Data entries

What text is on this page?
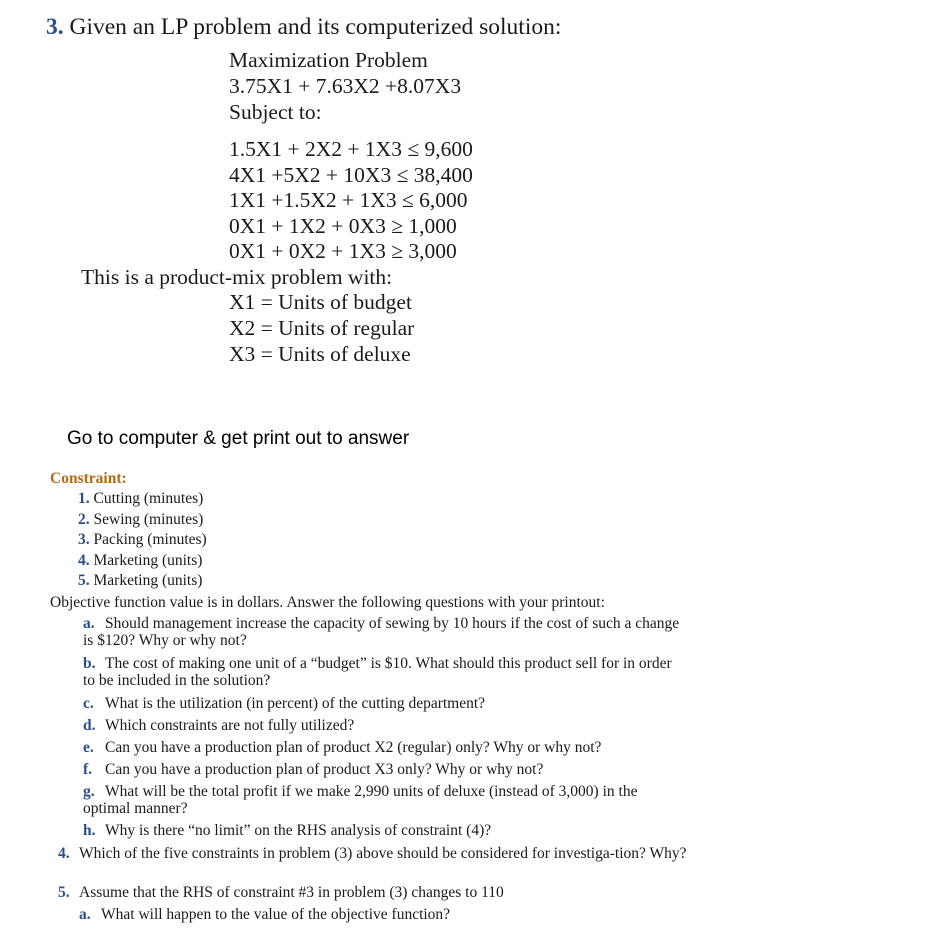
3. Given an LP problem and its computerized solution:
Maximization Problem
3.75X1 + 7.63X2 +8.07X3
Subject to:
1.5X1 + 2X2 + 1X3 ≤ 9,600
4X1 +5X2 + 10X3 ≤ 38,400
1X1 +1.5X2 + 1X3 ≤ 6,000
0X1 + 1X2 + 0X3 ≥ 1,000
0X1 + 0X2 + 1X3 ≥ 3,000
This is a product-mix problem with:
X1 = Units of budget
X2 = Units of regular
X3 = Units of deluxe
Go to computer & get print out to answer
Constraint:
1. Cutting (minutes)
2. Sewing (minutes)
3. Packing (minutes)
4. Marketing (units)
5. Marketing (units)
Objective function value is in dollars. Answer the following questions with your printout:
a. Should management increase the capacity of sewing by 10 hours if the cost of such a change is $120? Why or why not?
b. The cost of making one unit of a “budget” is $10. What should this product sell for in order to be included in the solution?
c. What is the utilization (in percent) of the cutting department?
d. Which constraints are not fully utilized?
e. Can you have a production plan of product X2 (regular) only? Why or why not?
f. Can you have a production plan of product X3 only? Why or why not?
g. What will be the total profit if we make 2,990 units of deluxe (instead of 3,000) in the optimal manner?
h. Why is there “no limit” on the RHS analysis of constraint (4)?
4. Which of the five constraints in problem (3) above should be considered for investiga-tion? Why?
5. Assume that the RHS of constraint #3 in problem (3) changes to 110
a. What will happen to the value of the objective function?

▸ **Stated exercise**
Using the records above, retype everything exactly except the pictures.

▸ **Exercise result**
What text is on this page?
3. Given an LP problem and its computerized solution:
Maximization Problem
3.75X1 + 7.63X2 +8.07X3
Subject to:
1.5X1 + 2X2 + 1X3 ≤ 9,600
4X1 +5X2 + 10X3 ≤ 38,400
1X1 +1.5X2 + 1X3 ≤ 6,000
0X1 + 1X2 + 0X3 ≥ 1,000
0X1 + 0X2 + 1X3 ≥ 3,000
This is a product-mix problem with:
X1 = Units of budget
X2 = Units of regular
X3 = Units of deluxe
Go to computer & get print out to answer
Constraint:
1. Cutting (minutes)
2. Sewing (minutes)
3. Packing (minutes)
4. Marketing (units)
5. Marketing (units)
Objective function value is in dollars. Answer the following questions with your printout:
a. Should management increase the capacity of sewing by 10 hours if the cost of such a change is $120? Why or why not?
b. The cost of making one unit of a “budget” is $10. What should this product sell for in order to be included in the solution?
c. What is the utilization (in percent) of the cutting department?
d. Which constraints are not fully utilized?
e. Can you have a production plan of product X2 (regular) only? Why or why not?
f. Can you have a production plan of product X3 only? Why or why not?
g. What will be the total profit if we make 2,990 units of deluxe (instead of 3,000) in the optimal manner?
h. Why is there “no limit” on the RHS analysis of constraint (4)?
4. Which of the five constraints in problem (3) above should be considered for investiga-tion? Why?
5. Assume that the RHS of constraint #3 in problem (3) changes to 110
a. What will happen to the value of the objective function?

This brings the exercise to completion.